• [What you have to do] Search the data for the string "адресу" and gather each line it is in.

• [Given records]
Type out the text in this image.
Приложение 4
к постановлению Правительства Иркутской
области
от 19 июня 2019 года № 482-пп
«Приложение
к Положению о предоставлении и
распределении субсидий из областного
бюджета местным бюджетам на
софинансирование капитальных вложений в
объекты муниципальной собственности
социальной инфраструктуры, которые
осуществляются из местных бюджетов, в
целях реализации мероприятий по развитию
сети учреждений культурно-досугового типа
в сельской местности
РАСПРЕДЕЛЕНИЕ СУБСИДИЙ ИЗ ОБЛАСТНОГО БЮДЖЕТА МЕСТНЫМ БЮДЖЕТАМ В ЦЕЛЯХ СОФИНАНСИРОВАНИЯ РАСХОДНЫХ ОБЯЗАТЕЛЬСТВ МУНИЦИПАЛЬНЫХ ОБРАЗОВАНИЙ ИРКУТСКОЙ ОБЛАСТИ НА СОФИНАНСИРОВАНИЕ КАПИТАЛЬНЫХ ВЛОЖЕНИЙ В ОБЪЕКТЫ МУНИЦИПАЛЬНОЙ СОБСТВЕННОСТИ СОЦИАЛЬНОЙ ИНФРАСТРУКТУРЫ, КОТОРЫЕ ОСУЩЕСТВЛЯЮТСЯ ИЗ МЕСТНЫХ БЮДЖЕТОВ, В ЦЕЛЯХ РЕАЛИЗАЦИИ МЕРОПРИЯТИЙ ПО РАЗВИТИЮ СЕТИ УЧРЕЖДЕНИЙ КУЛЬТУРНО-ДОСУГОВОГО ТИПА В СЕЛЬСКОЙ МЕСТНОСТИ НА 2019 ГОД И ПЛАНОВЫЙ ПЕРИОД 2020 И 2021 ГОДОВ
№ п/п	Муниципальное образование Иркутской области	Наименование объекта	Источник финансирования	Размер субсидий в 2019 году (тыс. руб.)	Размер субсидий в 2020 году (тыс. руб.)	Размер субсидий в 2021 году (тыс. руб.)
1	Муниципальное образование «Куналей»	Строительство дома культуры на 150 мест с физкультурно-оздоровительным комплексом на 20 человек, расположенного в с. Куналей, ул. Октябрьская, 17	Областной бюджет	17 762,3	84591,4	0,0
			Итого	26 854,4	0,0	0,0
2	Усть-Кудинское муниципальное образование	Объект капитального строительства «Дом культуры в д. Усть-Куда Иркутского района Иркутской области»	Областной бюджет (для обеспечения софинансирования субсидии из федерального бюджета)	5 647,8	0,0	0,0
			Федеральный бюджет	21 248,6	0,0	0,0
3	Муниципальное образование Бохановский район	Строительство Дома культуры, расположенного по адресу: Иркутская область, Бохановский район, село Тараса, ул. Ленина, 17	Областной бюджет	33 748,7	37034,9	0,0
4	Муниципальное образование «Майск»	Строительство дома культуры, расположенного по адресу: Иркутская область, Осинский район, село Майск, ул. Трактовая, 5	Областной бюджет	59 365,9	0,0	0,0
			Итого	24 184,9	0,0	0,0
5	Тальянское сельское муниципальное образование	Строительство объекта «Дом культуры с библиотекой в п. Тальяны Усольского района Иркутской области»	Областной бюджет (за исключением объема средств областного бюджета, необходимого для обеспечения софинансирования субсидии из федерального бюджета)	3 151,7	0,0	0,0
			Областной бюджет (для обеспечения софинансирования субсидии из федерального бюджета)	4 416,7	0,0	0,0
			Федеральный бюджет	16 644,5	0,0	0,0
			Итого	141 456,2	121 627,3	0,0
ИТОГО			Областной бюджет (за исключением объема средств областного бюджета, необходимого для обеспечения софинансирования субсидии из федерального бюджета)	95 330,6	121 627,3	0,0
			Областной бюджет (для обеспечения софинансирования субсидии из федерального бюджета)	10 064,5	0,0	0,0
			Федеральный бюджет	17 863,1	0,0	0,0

• [Task solution]
3	Муниципальное образование Бохановский район	Строительство Дома культуры, расположенного по адресу: Иркутская область, Бохановский район, село Тараса, ул. Ленина, 17	Областной бюджет	33 748,7	37034,9	0,0
4	Муниципальное образование «Майск»	Строительство дома культуры, расположенного по адресу: Иркутская область, Осинский район, село Майск, ул. Трактовая, 5	Областной бюджет	59 365,9	0,0	0,0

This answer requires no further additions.